But watch the timing! If you play ♦2 to the ace, ♦8 to the king, you’re stuck in dummy. You can cash the Q J 10 of diamonds, but you have no way back to your hand to draw the last trump or cash your hearts.

Correct play: Cash ♦8 under dummy’s ace, ♦2 under dummy’s king. Now diamonds are unblocked. Draw trumps, cross to ♥A, return to dummy with a high diamond, and discard your club loser on the fifth diamond.

Trump Management

Sometimes you need to unblock trumps themselves:

Dummy: A K Q 10 9 8
Declarer: J 7

If you need entries to your hand and carelessly play low to dummy’s ace, you’ve blocked the suit. Better: Play the JACK under dummy’s ace. Now you can finesse the 10 later or use the jack’s spot to return to hand.

This happens most often when dummy has a solid trump suit and you need to use trumps for transportation.

Unblocking for Partner

Defensive unblocking is one of the hallmarks of expert play. When partner leads a suit and you can see he has a long, strong holding, you need to get out of his way.

The Opening Lead

Partner leads the ♠K (showing A K), and dummy tables:

Dummy: Q 6 4
Your hand: J 10 2

You can see that partner has A K and presumably several more spades. If you play the ♠2, partner will continue with the ace, and you’ll play the 10. When partner leads a third spade, you’ll win the jack—and if you have no spade to return, partner’s long spades are stranded.

════

• [OBJECTIVE 1] From the bridge passage, write out the text word for word, beginning at the words "You can see that" and stopping after "spades are stranded.".
• [OBJECTIVE 2] In the bridge passage, rewrite the paragraph beginning "Defensive unblocking is one of the hallmarks" as a single shorter sentence that keeps its main facts.
• [OBJECTIVE 3] Continue the bridge passage on unblocking, starting after its last sentence.

Stored items from a collection:
════

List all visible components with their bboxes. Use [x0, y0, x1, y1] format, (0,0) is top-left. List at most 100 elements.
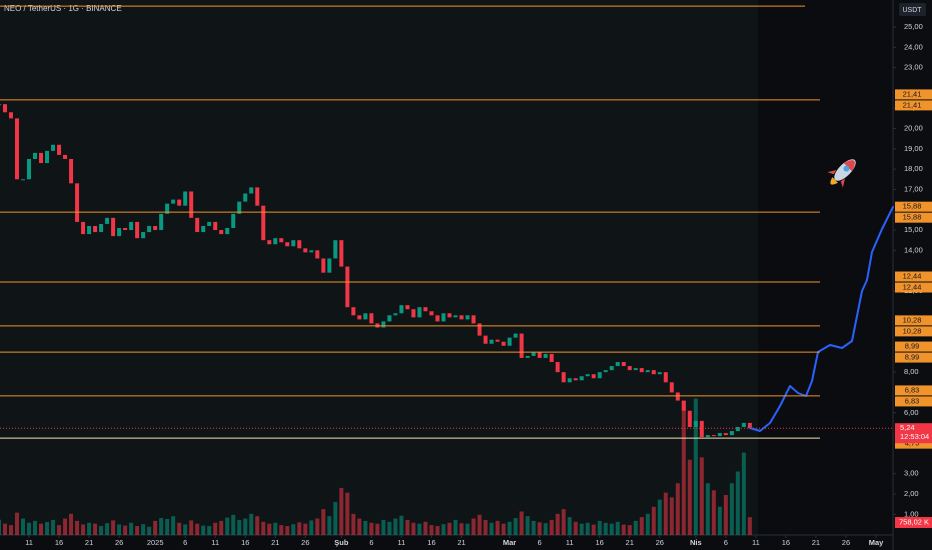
candle [741, 422, 746, 427]
candle [675, 392, 680, 401]
volume-bar [93, 523, 98, 535]
volume-bar [351, 513, 356, 535]
candle [135, 221, 140, 239]
level-label-box [895, 438, 932, 449]
volume-last-label: 758,02 K [899, 517, 929, 526]
volume-bar [207, 526, 212, 535]
x-tick-label: May [869, 538, 884, 547]
y-tick-label: 20,00 [904, 124, 923, 133]
volume-bar [153, 520, 158, 535]
candle [531, 351, 536, 356]
volume-bar [291, 524, 296, 535]
candle [609, 366, 614, 371]
level-label: 6,83 [905, 385, 920, 394]
candle [489, 339, 494, 344]
volume-bar [429, 525, 434, 535]
candle [14, 118, 19, 180]
level-label: 6,83 [905, 396, 920, 405]
volume-bar [237, 519, 242, 535]
x-tick-label: Nis [690, 538, 702, 547]
candle [477, 323, 482, 336]
volume-bar [591, 524, 596, 535]
candle [723, 433, 728, 436]
volume-bar [477, 514, 482, 535]
x-tick-label: 6 [369, 538, 373, 547]
volume-bar [69, 513, 74, 535]
y-tick-label: 6,00 [904, 408, 919, 417]
history-area [0, 0, 758, 535]
candle [651, 370, 656, 375]
candle [381, 321, 386, 328]
volume-bar [111, 520, 116, 535]
volume-bar [231, 514, 236, 535]
volume-bar [735, 471, 740, 535]
candle [195, 217, 200, 233]
candle [495, 339, 500, 342]
y-tick-label: 1,00 [904, 509, 919, 518]
currency-button[interactable] [899, 3, 926, 16]
candle [159, 213, 164, 231]
candle [465, 315, 470, 320]
volume-bar [585, 522, 590, 535]
volume-bar [267, 523, 272, 535]
candle [411, 309, 416, 318]
y-tick-label: 24,00 [904, 42, 923, 51]
candle [327, 258, 332, 273]
volume-bar [729, 483, 734, 535]
candle [471, 315, 476, 324]
volume-bar [8, 525, 13, 535]
x-tick-label: 26 [301, 538, 309, 547]
level-label-box [895, 100, 932, 111]
x-tick-label: 16 [782, 538, 790, 547]
candle [183, 191, 188, 206]
volume-bar [2, 523, 7, 535]
volume-bar [177, 522, 182, 535]
volume-bar [663, 492, 668, 535]
candle [99, 223, 104, 233]
volume-bar [279, 525, 284, 535]
candle [399, 305, 404, 314]
candle [549, 353, 554, 363]
level-label: 8,99 [905, 353, 920, 362]
volume-bar [327, 516, 332, 535]
candle [273, 238, 278, 245]
volume-bar [357, 518, 362, 535]
candle [255, 187, 260, 206]
volume-bar [159, 518, 164, 535]
volume-bar [387, 521, 392, 535]
volume-bar [507, 521, 512, 535]
volume-bar [423, 521, 428, 535]
candle [507, 337, 512, 346]
volume-bar [105, 523, 110, 535]
candle [123, 228, 128, 231]
volume-bar [81, 524, 86, 535]
volume-bar [609, 523, 614, 535]
candle [525, 355, 530, 358]
level-label: 8,99 [905, 342, 920, 351]
volume-bar [273, 522, 278, 535]
candle [93, 225, 98, 233]
candle [2, 104, 7, 113]
volume-bar [87, 522, 92, 535]
y-tick-label: 18,00 [904, 164, 923, 173]
candle [693, 420, 698, 427]
candle [177, 199, 182, 206]
volume-bar [393, 518, 398, 535]
candle [573, 378, 578, 381]
candle [291, 240, 296, 247]
x-tick-label: 6 [538, 538, 542, 547]
candle [243, 193, 248, 202]
candle [627, 366, 632, 371]
level-label: 12,44 [903, 272, 922, 281]
volume-bar [471, 518, 476, 535]
volume-bar [681, 400, 686, 535]
candle [441, 313, 446, 322]
candle [663, 372, 668, 383]
volume-bar [375, 523, 380, 535]
candle [429, 311, 434, 316]
currency-label[interactable]: USDT [902, 7, 922, 14]
volume-bar [243, 518, 248, 535]
candle [447, 313, 452, 318]
candle [681, 400, 686, 411]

════

• [TASK OUTPUT 1]
You can see that partner has A K and presumably several more spades. If you play the ♠2, partner will continue with the ace, and you’ll play the 10. When partner leads a third spade, you’ll win the jack—and if you have no spade to return, partner’s long spades are stranded.

• [TASK OUTPUT 2] Defensive unblocking marks expert play: when partner leads a suit in which you can see he holds a long, strong holding, you must get out of his way.

• [TASK OUTPUT 3]
Instead, play the ♠JACK (or ♠10) on the first trick. This is an unblocking play (and also a count signal). Partner can now cash the ace, and when he continues the suit, you play your remaining honor. Partner wins the fourth round and can cash his fifth spade.

Count and Communication

Partner’s suit: A K 10 9 7
Your holding: Q 8 3

When partner leads the king, play the QUEEN. This unblocks the suit and tells partner you have exactly three cards (high-low shows a doubleton or, in this context, an honor to unblock).

Partner can now continue with the ace and a third round to your eight. You win and return your last spade, allowing partner to cash the 10 and 9.

Unblocking in the Middle of a Hand

You don’t just unblock on opening lead. Watch for this:

Declarer is running a long suit in dummy, and you need to keep communication with partner. If you hold K 7 2 in a suit and partner has A Q J 10, throw your KING when you get the chance. This keeps partner’s suit ready to run when he gets in.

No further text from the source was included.